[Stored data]

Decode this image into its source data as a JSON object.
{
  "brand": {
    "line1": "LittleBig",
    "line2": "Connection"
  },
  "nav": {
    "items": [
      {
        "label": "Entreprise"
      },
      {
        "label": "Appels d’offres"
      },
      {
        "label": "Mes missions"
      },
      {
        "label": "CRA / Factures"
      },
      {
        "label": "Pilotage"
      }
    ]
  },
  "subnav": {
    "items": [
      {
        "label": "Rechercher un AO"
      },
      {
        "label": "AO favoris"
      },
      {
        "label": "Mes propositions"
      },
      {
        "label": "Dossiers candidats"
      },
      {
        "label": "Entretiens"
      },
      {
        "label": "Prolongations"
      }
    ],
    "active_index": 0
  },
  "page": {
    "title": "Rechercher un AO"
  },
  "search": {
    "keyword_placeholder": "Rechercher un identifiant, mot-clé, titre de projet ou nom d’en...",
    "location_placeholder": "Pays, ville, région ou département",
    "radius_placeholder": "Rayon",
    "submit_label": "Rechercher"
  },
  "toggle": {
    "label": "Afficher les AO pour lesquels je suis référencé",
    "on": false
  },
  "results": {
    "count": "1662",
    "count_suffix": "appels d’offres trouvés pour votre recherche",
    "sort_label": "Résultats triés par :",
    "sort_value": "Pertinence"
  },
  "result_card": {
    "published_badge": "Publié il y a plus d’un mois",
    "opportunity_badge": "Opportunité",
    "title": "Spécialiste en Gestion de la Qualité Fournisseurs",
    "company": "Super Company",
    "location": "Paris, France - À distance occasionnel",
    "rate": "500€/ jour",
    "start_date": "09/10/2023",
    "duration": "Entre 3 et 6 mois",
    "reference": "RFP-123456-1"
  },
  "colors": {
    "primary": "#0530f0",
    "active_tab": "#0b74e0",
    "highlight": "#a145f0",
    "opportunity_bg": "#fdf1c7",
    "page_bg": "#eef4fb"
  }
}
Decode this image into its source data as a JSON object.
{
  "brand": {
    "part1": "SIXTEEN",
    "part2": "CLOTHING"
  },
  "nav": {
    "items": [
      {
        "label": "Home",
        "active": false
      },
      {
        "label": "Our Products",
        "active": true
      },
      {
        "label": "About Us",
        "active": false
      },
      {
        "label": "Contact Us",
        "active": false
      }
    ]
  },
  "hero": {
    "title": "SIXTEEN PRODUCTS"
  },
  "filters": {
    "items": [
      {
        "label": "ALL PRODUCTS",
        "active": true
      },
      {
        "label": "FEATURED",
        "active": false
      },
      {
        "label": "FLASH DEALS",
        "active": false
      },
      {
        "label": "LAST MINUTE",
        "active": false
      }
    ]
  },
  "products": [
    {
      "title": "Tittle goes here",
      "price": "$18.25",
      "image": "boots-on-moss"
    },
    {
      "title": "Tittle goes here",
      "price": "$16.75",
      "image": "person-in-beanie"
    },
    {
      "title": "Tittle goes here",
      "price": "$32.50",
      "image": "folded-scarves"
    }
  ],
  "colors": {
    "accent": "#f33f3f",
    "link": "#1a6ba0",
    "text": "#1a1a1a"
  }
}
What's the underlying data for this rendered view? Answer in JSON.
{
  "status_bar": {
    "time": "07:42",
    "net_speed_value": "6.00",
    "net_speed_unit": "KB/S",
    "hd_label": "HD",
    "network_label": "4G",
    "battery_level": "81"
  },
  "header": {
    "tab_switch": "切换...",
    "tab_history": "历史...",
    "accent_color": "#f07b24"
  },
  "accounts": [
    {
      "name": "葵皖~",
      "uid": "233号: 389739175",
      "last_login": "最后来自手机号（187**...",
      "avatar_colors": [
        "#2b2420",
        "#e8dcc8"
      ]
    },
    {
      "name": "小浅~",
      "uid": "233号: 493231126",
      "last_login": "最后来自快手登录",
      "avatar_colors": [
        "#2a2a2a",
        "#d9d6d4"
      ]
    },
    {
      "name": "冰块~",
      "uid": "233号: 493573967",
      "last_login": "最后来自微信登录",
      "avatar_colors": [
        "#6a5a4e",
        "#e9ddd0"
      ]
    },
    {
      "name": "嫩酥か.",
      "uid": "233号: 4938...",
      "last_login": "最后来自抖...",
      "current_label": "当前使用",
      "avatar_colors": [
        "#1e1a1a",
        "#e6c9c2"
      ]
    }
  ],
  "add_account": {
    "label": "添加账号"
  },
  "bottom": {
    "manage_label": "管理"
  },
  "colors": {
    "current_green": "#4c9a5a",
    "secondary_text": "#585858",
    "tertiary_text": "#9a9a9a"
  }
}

[THE TASK]: Quote all the records exactly, please, leaving none out.

[FINISHED ANSWER]:
Decode this image into its source data as a JSON object.
{
  "brand": {
    "line1": "LittleBig",
    "line2": "Connection"
  },
  "nav": {
    "items": [
      {
        "label": "Entreprise"
      },
      {
        "label": "Appels d’offres"
      },
      {
        "label": "Mes missions"
      },
      {
        "label": "CRA / Factures"
      },
      {
        "label": "Pilotage"
      }
    ]
  },
  "subnav": {
    "items": [
      {
        "label": "Rechercher un AO"
      },
      {
        "label": "AO favoris"
      },
      {
        "label": "Mes propositions"
      },
      {
        "label": "Dossiers candidats"
      },
      {
        "label": "Entretiens"
      },
      {
        "label": "Prolongations"
      }
    ],
    "active_index": 0
  },
  "page": {
    "title": "Rechercher un AO"
  },
  "search": {
    "keyword_placeholder": "Rechercher un identifiant, mot-clé, titre de projet ou nom d’en...",
    "location_placeholder": "Pays, ville, région ou département",
    "radius_placeholder": "Rayon",
    "submit_label": "Rechercher"
  },
  "toggle": {
    "label": "Afficher les AO pour lesquels je suis référencé",
    "on": false
  },
  "results": {
    "count": "1662",
    "count_suffix": "appels d’offres trouvés pour votre recherche",
    "sort_label": "Résultats triés par :",
    "sort_value": "Pertinence"
  },
  "result_card": {
    "published_badge": "Publié il y a plus d’un mois",
    "opportunity_badge": "Opportunité",
    "title": "Spécialiste en Gestion de la Qualité Fournisseurs",
    "company": "Super Company",
    "location": "Paris, France - À distance occasionnel",
    "rate": "500€/ jour",
    "start_date": "09/10/2023",
    "duration": "Entre 3 et 6 mois",
    "reference": "RFP-123456-1"
  },
  "colors": {
    "primary": "#0530f0",
    "active_tab": "#0b74e0",
    "highlight": "#a145f0",
    "opportunity_bg": "#fdf1c7",
    "page_bg": "#eef4fb"
  }
}
Decode this image into its source data as a JSON object.
{
  "brand": {
    "part1": "SIXTEEN",
    "part2": "CLOTHING"
  },
  "nav": {
    "items": [
      {
        "label": "Home",
        "active": false
      },
      {
        "label": "Our Products",
        "active": true
      },
      {
        "label": "About Us",
        "active": false
      },
      {
        "label": "Contact Us",
        "active": false
      }
    ]
  },
  "hero": {
    "title": "SIXTEEN PRODUCTS"
  },
  "filters": {
    "items": [
      {
        "label": "ALL PRODUCTS",
        "active": true
      },
      {
        "label": "FEATURED",
        "active": false
      },
      {
        "label": "FLASH DEALS",
        "active": false
      },
      {
        "label": "LAST MINUTE",
        "active": false
      }
    ]
  },
  "products": [
    {
      "title": "Tittle goes here",
      "price": "$18.25",
      "image": "boots-on-moss"
    },
    {
      "title": "Tittle goes here",
      "price": "$16.75",
      "image": "person-in-beanie"
    },
    {
      "title": "Tittle goes here",
      "price": "$32.50",
      "image": "folded-scarves"
    }
  ],
  "colors": {
    "accent": "#f33f3f",
    "link": "#1a6ba0",
    "text": "#1a1a1a"
  }
}
What's the underlying data for this rendered view? Answer in JSON.
{
  "status_bar": {
    "time": "07:42",
    "net_speed_value": "6.00",
    "net_speed_unit": "KB/S",
    "hd_label": "HD",
    "network_label": "4G",
    "battery_level": "81"
  },
  "header": {
    "tab_switch": "切换...",
    "tab_history": "历史...",
    "accent_color": "#f07b24"
  },
  "accounts": [
    {
      "name": "葵皖~",
      "uid": "233号: 389739175",
      "last_login": "最后来自手机号（187**...",
      "avatar_colors": [
        "#2b2420",
        "#e8dcc8"
      ]
    },
    {
      "name": "小浅~",
      "uid": "233号: 493231126",
      "last_login": "最后来自快手登录",
      "avatar_colors": [
        "#2a2a2a",
        "#d9d6d4"
      ]
    },
    {
      "name": "冰块~",
      "uid": "233号: 493573967",
      "last_login": "最后来自微信登录",
      "avatar_colors": [
        "#6a5a4e",
        "#e9ddd0"
      ]
    },
    {
      "name": "嫩酥か.",
      "uid": "233号: 4938...",
      "last_login": "最后来自抖...",
      "current_label": "当前使用",
      "avatar_colors": [
        "#1e1a1a",
        "#e6c9c2"
      ]
    }
  ],
  "add_account": {
    "label": "添加账号"
  },
  "bottom": {
    "manage_label": "管理"
  },
  "colors": {
    "current_green": "#4c9a5a",
    "secondary_text": "#585858",
    "tertiary_text": "#9a9a9a"
  }
}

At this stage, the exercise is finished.